[Passage to read — start]

To do all this, I suggest you type up the highlighted sentence and margin notes (from step #1 and #2).  Then type up your own examples, comments, questions, and criticisms.  Include a full reference to the textbook and page number.  You’ll reinforce the material, which means—yes!—better grades.  Studies go better with note-taking.

Easy step #4: Organize your notes (and add comments and questions).  The Open University says, “Another way of processing ideas is to reorganize notes around a set of questions or thematic headings.  This is particularly useful for those notes that you will be drawing upon for planning and writing assignments” (46%).

This is the best idea for essay-writing ever.  I like to write down a one- to two-word theme beside every point I highlight in articles.  That way, when it comes to writing papers, I can easily organize the themes into three key ideas (which then form the basis of a thesis statement).

[Passage to read — finish]
[Record excerpts — start]

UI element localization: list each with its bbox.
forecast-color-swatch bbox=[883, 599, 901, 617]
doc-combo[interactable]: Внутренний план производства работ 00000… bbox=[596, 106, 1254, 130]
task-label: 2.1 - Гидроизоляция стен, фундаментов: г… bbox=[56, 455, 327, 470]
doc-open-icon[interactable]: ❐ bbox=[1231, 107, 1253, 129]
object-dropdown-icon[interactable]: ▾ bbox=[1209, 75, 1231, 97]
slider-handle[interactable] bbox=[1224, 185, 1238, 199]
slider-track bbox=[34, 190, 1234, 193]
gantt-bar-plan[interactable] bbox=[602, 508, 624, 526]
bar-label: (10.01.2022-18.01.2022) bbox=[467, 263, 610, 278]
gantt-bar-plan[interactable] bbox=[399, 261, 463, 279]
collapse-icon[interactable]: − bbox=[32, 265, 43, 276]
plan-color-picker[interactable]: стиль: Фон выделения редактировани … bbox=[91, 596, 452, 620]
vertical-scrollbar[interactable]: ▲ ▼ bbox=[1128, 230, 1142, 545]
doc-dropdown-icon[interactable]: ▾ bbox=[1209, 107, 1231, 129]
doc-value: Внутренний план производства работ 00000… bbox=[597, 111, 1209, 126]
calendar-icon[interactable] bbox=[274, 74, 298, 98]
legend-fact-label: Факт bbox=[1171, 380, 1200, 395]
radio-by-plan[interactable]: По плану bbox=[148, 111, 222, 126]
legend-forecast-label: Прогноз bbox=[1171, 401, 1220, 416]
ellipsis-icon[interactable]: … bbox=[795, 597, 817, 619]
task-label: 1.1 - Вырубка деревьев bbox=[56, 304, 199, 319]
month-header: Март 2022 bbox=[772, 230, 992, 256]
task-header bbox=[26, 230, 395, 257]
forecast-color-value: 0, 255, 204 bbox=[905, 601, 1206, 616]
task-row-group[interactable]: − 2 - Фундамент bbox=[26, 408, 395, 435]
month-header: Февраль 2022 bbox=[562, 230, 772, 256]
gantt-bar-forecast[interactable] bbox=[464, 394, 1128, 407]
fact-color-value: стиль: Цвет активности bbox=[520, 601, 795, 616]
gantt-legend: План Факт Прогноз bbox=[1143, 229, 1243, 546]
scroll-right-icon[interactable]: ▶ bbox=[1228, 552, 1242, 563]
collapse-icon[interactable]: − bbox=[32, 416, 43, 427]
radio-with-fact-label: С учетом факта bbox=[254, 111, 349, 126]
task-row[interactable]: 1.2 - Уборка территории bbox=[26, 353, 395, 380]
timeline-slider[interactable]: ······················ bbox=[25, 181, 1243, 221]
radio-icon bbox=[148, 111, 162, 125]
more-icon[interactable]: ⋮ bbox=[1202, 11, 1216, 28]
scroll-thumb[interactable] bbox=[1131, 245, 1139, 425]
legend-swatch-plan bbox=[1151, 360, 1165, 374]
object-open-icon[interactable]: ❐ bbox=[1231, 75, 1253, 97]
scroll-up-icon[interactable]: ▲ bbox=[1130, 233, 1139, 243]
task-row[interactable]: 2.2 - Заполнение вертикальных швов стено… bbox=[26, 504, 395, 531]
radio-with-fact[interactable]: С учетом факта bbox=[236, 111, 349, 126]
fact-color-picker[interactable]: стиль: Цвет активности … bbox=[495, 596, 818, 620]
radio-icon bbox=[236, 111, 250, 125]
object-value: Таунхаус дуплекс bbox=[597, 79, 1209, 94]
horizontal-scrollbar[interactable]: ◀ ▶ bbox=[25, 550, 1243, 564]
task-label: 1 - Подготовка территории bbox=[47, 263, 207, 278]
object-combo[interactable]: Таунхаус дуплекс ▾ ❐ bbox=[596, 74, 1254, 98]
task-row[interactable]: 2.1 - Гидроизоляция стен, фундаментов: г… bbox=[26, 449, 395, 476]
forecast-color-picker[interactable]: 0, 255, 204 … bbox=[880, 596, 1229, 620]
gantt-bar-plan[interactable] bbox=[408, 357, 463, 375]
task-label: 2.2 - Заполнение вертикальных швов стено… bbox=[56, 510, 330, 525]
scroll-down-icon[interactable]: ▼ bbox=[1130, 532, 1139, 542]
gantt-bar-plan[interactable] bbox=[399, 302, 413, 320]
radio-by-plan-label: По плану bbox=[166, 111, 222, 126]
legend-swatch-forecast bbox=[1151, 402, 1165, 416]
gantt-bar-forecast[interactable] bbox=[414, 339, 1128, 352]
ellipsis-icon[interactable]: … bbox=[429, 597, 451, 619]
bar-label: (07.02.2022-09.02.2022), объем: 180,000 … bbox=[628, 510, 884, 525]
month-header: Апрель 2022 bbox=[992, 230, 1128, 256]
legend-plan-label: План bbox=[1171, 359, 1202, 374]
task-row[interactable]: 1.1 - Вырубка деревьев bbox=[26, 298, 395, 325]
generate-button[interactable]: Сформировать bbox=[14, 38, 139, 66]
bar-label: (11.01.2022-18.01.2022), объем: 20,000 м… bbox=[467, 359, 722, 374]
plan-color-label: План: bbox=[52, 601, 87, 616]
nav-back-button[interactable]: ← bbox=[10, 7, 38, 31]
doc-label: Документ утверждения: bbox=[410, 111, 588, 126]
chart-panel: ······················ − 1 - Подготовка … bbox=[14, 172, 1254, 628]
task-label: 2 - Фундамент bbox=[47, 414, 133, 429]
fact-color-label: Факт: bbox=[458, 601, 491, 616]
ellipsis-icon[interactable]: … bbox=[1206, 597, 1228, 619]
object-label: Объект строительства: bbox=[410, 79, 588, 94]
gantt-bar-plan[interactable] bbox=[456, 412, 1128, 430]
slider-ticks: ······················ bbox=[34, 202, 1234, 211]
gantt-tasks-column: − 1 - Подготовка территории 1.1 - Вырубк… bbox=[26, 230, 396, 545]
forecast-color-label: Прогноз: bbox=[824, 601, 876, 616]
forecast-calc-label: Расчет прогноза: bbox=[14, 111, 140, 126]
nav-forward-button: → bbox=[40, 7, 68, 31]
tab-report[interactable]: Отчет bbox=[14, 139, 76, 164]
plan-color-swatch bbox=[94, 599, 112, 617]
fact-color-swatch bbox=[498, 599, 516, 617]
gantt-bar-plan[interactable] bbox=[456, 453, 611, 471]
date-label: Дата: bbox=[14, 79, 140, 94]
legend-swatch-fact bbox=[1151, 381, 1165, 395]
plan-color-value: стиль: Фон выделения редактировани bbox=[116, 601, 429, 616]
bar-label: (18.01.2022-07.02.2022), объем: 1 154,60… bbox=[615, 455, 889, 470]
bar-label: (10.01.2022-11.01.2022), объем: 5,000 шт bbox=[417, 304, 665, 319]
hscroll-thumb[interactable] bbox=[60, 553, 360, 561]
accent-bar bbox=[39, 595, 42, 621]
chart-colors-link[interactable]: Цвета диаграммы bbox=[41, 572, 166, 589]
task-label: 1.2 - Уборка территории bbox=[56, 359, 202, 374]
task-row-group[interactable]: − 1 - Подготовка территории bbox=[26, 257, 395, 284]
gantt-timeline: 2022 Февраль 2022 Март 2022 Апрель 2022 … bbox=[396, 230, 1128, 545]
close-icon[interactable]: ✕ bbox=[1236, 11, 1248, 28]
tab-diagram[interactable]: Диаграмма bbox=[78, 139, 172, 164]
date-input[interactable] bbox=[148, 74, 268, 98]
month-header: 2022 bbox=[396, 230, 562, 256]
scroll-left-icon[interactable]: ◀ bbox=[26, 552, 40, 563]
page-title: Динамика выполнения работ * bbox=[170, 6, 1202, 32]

[Record excerpts — finish]

Task instructions:
Translate this sentence from the passage on note-taking into Spanish: "I like to write down a one- to two-word theme beside every point I highlight in articles."

Your solution:
Me gusta anotar un tema de una o dos palabras junto a cada punto que resalto en los artículos.